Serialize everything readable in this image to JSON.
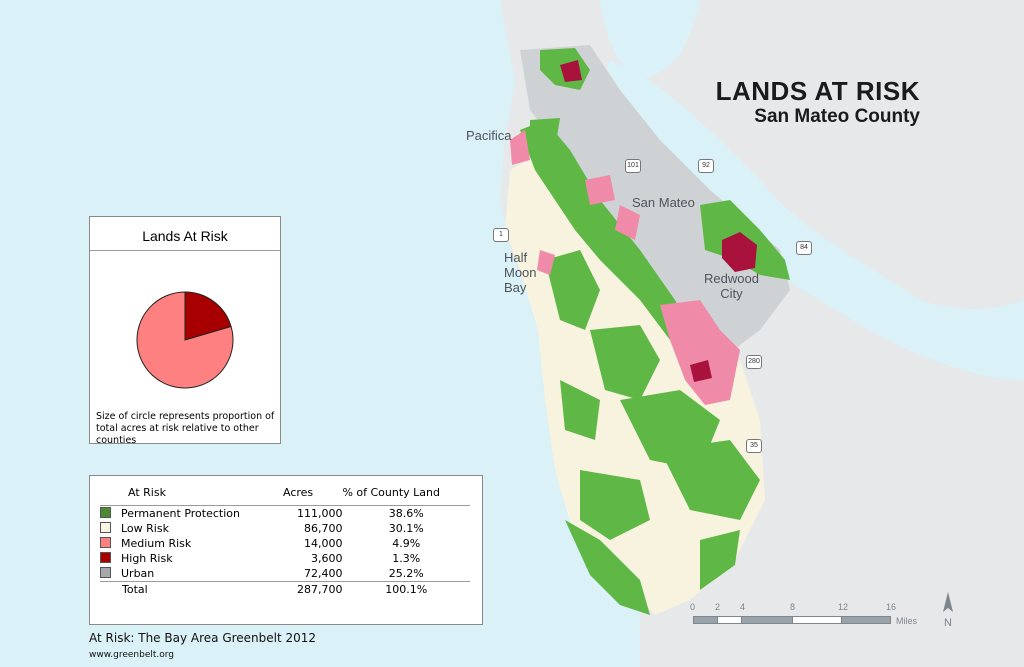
{
  "map": {
    "title": "LANDS AT RISK",
    "subtitle": "San Mateo County",
    "places": [
      "Pacifica",
      "San Mateo",
      "Half\nMoon\nBay",
      "Redwood\nCity"
    ],
    "highways": [
      "101",
      "92",
      "1",
      "84",
      "280",
      "35"
    ],
    "colors": {
      "water": "#d9f1f7",
      "land": "#e6e8ea",
      "urban": "#cfd2d5",
      "permanent_protection": "#5fb846",
      "low_risk": "#f7f3df",
      "medium_risk": "#f08aa9",
      "high_risk": "#a8123d"
    }
  },
  "pie": {
    "title": "Lands At Risk",
    "note": "Size of circle represents proportion of total acres at risk relative to other counties",
    "slices": [
      {
        "label": "Medium Risk",
        "value": 14000,
        "color": "#ff8080"
      },
      {
        "label": "High Risk",
        "value": 3600,
        "color": "#a80000"
      }
    ]
  },
  "legend": {
    "headers": [
      "At Risk",
      "Acres",
      "% of County Land"
    ],
    "rows": [
      {
        "label": "Permanent Protection",
        "acres": "111,000",
        "pct": "38.6%",
        "color": "#4c8a32"
      },
      {
        "label": "Low Risk",
        "acres": "86,700",
        "pct": "30.1%",
        "color": "#fbf6e6"
      },
      {
        "label": "Medium Risk",
        "acres": "14,000",
        "pct": "4.9%",
        "color": "#ff8080"
      },
      {
        "label": "High Risk",
        "acres": "3,600",
        "pct": "1.3%",
        "color": "#a80000"
      },
      {
        "label": "Urban",
        "acres": "72,400",
        "pct": "25.2%",
        "color": "#a8a8a8"
      }
    ],
    "total": {
      "label": "Total",
      "acres": "287,700",
      "pct": "100.1%"
    }
  },
  "scale": {
    "ticks": [
      "0",
      "2",
      "4",
      "8",
      "12",
      "16"
    ],
    "unit": "Miles"
  },
  "north_label": "N",
  "credit": "At Risk: The Bay Area Greenbelt 2012",
  "url": "www.greenbelt.org"
}
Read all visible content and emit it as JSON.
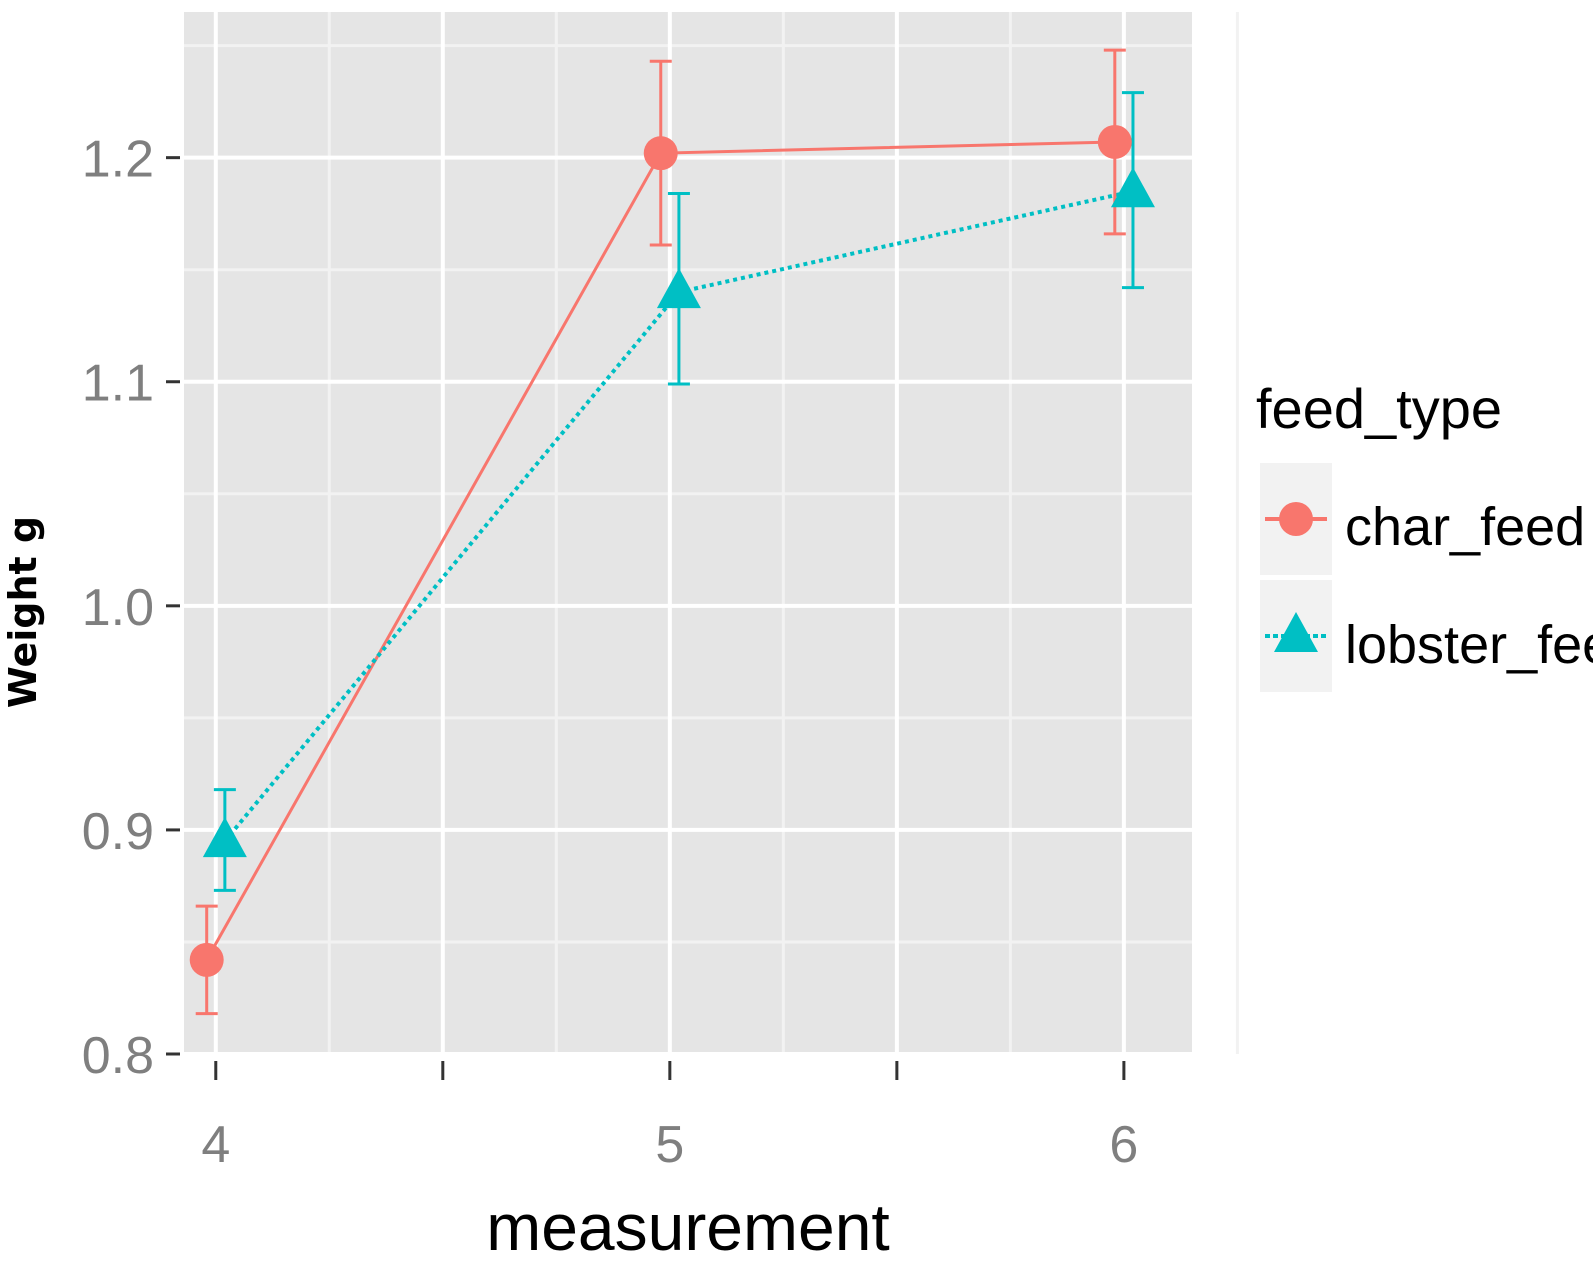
{
  "chart_data": {
    "type": "line",
    "xlabel": "measurement",
    "ylabel": "Weight g",
    "x": [
      4,
      5,
      6
    ],
    "x_ticks": [
      "4",
      "5",
      "6"
    ],
    "xlim": [
      3.93,
      6.15
    ],
    "y_ticks": [
      "0.8",
      "0.9",
      "1.0",
      "1.1",
      "1.2"
    ],
    "ylim": [
      0.8,
      1.265
    ],
    "grid": true,
    "error_bars": true,
    "legend_title": "feed_type",
    "legend_position": "right",
    "series": [
      {
        "name": "char_feed",
        "color": "#F8766D",
        "marker": "circle",
        "line_style": "solid",
        "x": [
          3.98,
          4.98,
          5.98
        ],
        "values": [
          0.842,
          1.202,
          1.207
        ],
        "error_low": [
          0.818,
          1.161,
          1.166
        ],
        "error_high": [
          0.866,
          1.243,
          1.248
        ]
      },
      {
        "name": "lobster_feed",
        "color": "#00BFC4",
        "marker": "triangle",
        "line_style": "dotted",
        "x": [
          4.02,
          5.02,
          6.02
        ],
        "values": [
          0.895,
          1.14,
          1.185
        ],
        "error_low": [
          0.873,
          1.099,
          1.142
        ],
        "error_high": [
          0.918,
          1.184,
          1.229
        ]
      }
    ]
  }
}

◇ ◇ ◇ ◇ ◇

Short problem => Quote every entry exactly, with the pictures omitted.

Result of this task =>
Serialize everything readable in this image to JSON.
{
  "map": {
    "title": "LANDS AT RISK",
    "subtitle": "San Mateo County",
    "places": [
      "Pacifica",
      "San Mateo",
      "Half\nMoon\nBay",
      "Redwood\nCity"
    ],
    "highways": [
      "101",
      "92",
      "1",
      "84",
      "280",
      "35"
    ],
    "colors": {
      "water": "#d9f1f7",
      "land": "#e6e8ea",
      "urban": "#cfd2d5",
      "permanent_protection": "#5fb846",
      "low_risk": "#f7f3df",
      "medium_risk": "#f08aa9",
      "high_risk": "#a8123d"
    }
  },
  "pie": {
    "title": "Lands At Risk",
    "note": "Size of circle represents proportion of total acres at risk relative to other counties",
    "slices": [
      {
        "label": "Medium Risk",
        "value": 14000,
        "color": "#ff8080"
      },
      {
        "label": "High Risk",
        "value": 3600,
        "color": "#a80000"
      }
    ]
  },
  "legend": {
    "headers": [
      "At Risk",
      "Acres",
      "% of County Land"
    ],
    "rows": [
      {
        "label": "Permanent Protection",
        "acres": "111,000",
        "pct": "38.6%",
        "color": "#4c8a32"
      },
      {
        "label": "Low Risk",
        "acres": "86,700",
        "pct": "30.1%",
        "color": "#fbf6e6"
      },
      {
        "label": "Medium Risk",
        "acres": "14,000",
        "pct": "4.9%",
        "color": "#ff8080"
      },
      {
        "label": "High Risk",
        "acres": "3,600",
        "pct": "1.3%",
        "color": "#a80000"
      },
      {
        "label": "Urban",
        "acres": "72,400",
        "pct": "25.2%",
        "color": "#a8a8a8"
      }
    ],
    "total": {
      "label": "Total",
      "acres": "287,700",
      "pct": "100.1%"
    }
  },
  "scale": {
    "ticks": [
      "0",
      "2",
      "4",
      "8",
      "12",
      "16"
    ],
    "unit": "Miles"
  },
  "north_label": "N",
  "credit": "At Risk: The Bay Area Greenbelt 2012",
  "url": "www.greenbelt.org"
}
Read all visible content and emit it as JSON.
{
  "chart_data": {
    "type": "line",
    "xlabel": "measurement",
    "ylabel": "Weight g",
    "x": [
      4,
      5,
      6
    ],
    "x_ticks": [
      "4",
      "5",
      "6"
    ],
    "xlim": [
      3.93,
      6.15
    ],
    "y_ticks": [
      "0.8",
      "0.9",
      "1.0",
      "1.1",
      "1.2"
    ],
    "ylim": [
      0.8,
      1.265
    ],
    "grid": true,
    "error_bars": true,
    "legend_title": "feed_type",
    "legend_position": "right",
    "series": [
      {
        "name": "char_feed",
        "color": "#F8766D",
        "marker": "circle",
        "line_style": "solid",
        "x": [
          3.98,
          4.98,
          5.98
        ],
        "values": [
          0.842,
          1.202,
          1.207
        ],
        "error_low": [
          0.818,
          1.161,
          1.166
        ],
        "error_high": [
          0.866,
          1.243,
          1.248
        ]
      },
      {
        "name": "lobster_feed",
        "color": "#00BFC4",
        "marker": "triangle",
        "line_style": "dotted",
        "x": [
          4.02,
          5.02,
          6.02
        ],
        "values": [
          0.895,
          1.14,
          1.185
        ],
        "error_low": [
          0.873,
          1.099,
          1.142
        ],
        "error_high": [
          0.918,
          1.184,
          1.229
        ]
      }
    ]
  }
}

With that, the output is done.